## Start EXERCISE MATERIAL
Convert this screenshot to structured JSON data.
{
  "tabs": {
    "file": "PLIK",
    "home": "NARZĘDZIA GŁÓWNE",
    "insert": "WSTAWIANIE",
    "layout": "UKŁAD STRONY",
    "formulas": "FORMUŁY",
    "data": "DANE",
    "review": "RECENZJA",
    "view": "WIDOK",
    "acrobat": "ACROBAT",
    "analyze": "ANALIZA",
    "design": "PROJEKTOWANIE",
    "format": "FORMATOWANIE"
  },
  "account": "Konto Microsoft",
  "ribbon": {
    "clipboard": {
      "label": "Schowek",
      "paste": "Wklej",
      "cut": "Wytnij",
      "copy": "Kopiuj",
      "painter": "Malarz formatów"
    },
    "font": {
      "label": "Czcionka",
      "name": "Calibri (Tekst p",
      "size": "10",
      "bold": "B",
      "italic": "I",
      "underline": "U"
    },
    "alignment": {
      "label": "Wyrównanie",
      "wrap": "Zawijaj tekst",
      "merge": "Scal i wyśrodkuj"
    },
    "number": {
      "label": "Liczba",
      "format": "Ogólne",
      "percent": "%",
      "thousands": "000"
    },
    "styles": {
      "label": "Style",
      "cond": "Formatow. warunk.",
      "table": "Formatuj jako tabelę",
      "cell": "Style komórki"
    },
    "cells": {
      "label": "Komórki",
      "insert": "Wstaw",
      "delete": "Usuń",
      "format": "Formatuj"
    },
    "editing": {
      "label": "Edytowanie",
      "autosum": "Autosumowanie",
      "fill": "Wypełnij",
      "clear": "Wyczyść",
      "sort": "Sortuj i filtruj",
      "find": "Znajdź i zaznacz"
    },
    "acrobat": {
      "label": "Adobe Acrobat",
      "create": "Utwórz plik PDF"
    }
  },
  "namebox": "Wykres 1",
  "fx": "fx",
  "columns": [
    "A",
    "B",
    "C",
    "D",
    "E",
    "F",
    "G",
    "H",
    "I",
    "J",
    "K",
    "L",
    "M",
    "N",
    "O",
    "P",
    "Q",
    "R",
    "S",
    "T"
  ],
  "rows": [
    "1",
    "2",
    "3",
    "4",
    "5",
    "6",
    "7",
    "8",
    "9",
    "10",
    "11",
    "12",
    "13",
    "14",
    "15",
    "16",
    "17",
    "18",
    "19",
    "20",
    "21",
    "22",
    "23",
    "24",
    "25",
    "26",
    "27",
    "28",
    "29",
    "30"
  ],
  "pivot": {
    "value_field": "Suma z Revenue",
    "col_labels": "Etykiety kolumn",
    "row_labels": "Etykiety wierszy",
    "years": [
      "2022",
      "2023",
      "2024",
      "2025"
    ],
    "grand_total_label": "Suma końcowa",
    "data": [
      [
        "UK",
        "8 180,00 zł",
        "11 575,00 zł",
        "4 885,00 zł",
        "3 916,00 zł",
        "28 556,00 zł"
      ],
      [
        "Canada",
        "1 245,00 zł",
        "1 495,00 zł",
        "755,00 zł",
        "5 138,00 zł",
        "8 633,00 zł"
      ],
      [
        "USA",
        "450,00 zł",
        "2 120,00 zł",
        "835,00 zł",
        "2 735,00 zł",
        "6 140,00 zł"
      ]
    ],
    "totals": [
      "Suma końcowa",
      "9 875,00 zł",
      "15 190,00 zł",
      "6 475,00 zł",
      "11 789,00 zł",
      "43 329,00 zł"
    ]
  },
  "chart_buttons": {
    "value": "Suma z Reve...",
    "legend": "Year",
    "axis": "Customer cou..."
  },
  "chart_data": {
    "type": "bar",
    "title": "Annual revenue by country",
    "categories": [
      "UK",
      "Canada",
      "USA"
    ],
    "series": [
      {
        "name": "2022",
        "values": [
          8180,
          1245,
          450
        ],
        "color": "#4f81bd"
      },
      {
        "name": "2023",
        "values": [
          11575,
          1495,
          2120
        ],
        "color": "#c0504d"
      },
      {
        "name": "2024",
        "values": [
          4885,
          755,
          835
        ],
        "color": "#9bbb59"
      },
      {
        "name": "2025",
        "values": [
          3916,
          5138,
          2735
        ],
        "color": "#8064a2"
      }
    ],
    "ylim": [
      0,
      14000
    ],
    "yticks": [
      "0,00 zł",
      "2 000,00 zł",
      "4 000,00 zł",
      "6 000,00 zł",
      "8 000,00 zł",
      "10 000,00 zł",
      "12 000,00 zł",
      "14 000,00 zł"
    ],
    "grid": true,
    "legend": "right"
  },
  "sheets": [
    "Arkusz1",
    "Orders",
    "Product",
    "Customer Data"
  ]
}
## End EXERCISE MATERIAL
■ WORK REQUIRED: Copy out each line exactly as written.

■ EXERCISE OUTPUT:
Convert this screenshot to structured JSON data.
{
  "tabs": {
    "file": "PLIK",
    "home": "NARZĘDZIA GŁÓWNE",
    "insert": "WSTAWIANIE",
    "layout": "UKŁAD STRONY",
    "formulas": "FORMUŁY",
    "data": "DANE",
    "review": "RECENZJA",
    "view": "WIDOK",
    "acrobat": "ACROBAT",
    "analyze": "ANALIZA",
    "design": "PROJEKTOWANIE",
    "format": "FORMATOWANIE"
  },
  "account": "Konto Microsoft",
  "ribbon": {
    "clipboard": {
      "label": "Schowek",
      "paste": "Wklej",
      "cut": "Wytnij",
      "copy": "Kopiuj",
      "painter": "Malarz formatów"
    },
    "font": {
      "label": "Czcionka",
      "name": "Calibri (Tekst p",
      "size": "10",
      "bold": "B",
      "italic": "I",
      "underline": "U"
    },
    "alignment": {
      "label": "Wyrównanie",
      "wrap": "Zawijaj tekst",
      "merge": "Scal i wyśrodkuj"
    },
    "number": {
      "label": "Liczba",
      "format": "Ogólne",
      "percent": "%",
      "thousands": "000"
    },
    "styles": {
      "label": "Style",
      "cond": "Formatow. warunk.",
      "table": "Formatuj jako tabelę",
      "cell": "Style komórki"
    },
    "cells": {
      "label": "Komórki",
      "insert": "Wstaw",
      "delete": "Usuń",
      "format": "Formatuj"
    },
    "editing": {
      "label": "Edytowanie",
      "autosum": "Autosumowanie",
      "fill": "Wypełnij",
      "clear": "Wyczyść",
      "sort": "Sortuj i filtruj",
      "find": "Znajdź i zaznacz"
    },
    "acrobat": {
      "label": "Adobe Acrobat",
      "create": "Utwórz plik PDF"
    }
  },
  "namebox": "Wykres 1",
  "fx": "fx",
  "columns": [
    "A",
    "B",
    "C",
    "D",
    "E",
    "F",
    "G",
    "H",
    "I",
    "J",
    "K",
    "L",
    "M",
    "N",
    "O",
    "P",
    "Q",
    "R",
    "S",
    "T"
  ],
  "rows": [
    "1",
    "2",
    "3",
    "4",
    "5",
    "6",
    "7",
    "8",
    "9",
    "10",
    "11",
    "12",
    "13",
    "14",
    "15",
    "16",
    "17",
    "18",
    "19",
    "20",
    "21",
    "22",
    "23",
    "24",
    "25",
    "26",
    "27",
    "28",
    "29",
    "30"
  ],
  "pivot": {
    "value_field": "Suma z Revenue",
    "col_labels": "Etykiety kolumn",
    "row_labels": "Etykiety wierszy",
    "years": [
      "2022",
      "2023",
      "2024",
      "2025"
    ],
    "grand_total_label": "Suma końcowa",
    "data": [
      [
        "UK",
        "8 180,00 zł",
        "11 575,00 zł",
        "4 885,00 zł",
        "3 916,00 zł",
        "28 556,00 zł"
      ],
      [
        "Canada",
        "1 245,00 zł",
        "1 495,00 zł",
        "755,00 zł",
        "5 138,00 zł",
        "8 633,00 zł"
      ],
      [
        "USA",
        "450,00 zł",
        "2 120,00 zł",
        "835,00 zł",
        "2 735,00 zł",
        "6 140,00 zł"
      ]
    ],
    "totals": [
      "Suma końcowa",
      "9 875,00 zł",
      "15 190,00 zł",
      "6 475,00 zł",
      "11 789,00 zł",
      "43 329,00 zł"
    ]
  },
  "chart_buttons": {
    "value": "Suma z Reve...",
    "legend": "Year",
    "axis": "Customer cou..."
  },
  "chart_data": {
    "type": "bar",
    "title": "Annual revenue by country",
    "categories": [
      "UK",
      "Canada",
      "USA"
    ],
    "series": [
      {
        "name": "2022",
        "values": [
          8180,
          1245,
          450
        ],
        "color": "#4f81bd"
      },
      {
        "name": "2023",
        "values": [
          11575,
          1495,
          2120
        ],
        "color": "#c0504d"
      },
      {
        "name": "2024",
        "values": [
          4885,
          755,
          835
        ],
        "color": "#9bbb59"
      },
      {
        "name": "2025",
        "values": [
          3916,
          5138,
          2735
        ],
        "color": "#8064a2"
      }
    ],
    "ylim": [
      0,
      14000
    ],
    "yticks": [
      "0,00 zł",
      "2 000,00 zł",
      "4 000,00 zł",
      "6 000,00 zł",
      "8 000,00 zł",
      "10 000,00 zł",
      "12 000,00 zł",
      "14 000,00 zł"
    ],
    "grid": true,
    "legend": "right"
  },
  "sheets": [
    "Arkusz1",
    "Orders",
    "Product",
    "Customer Data"
  ]
}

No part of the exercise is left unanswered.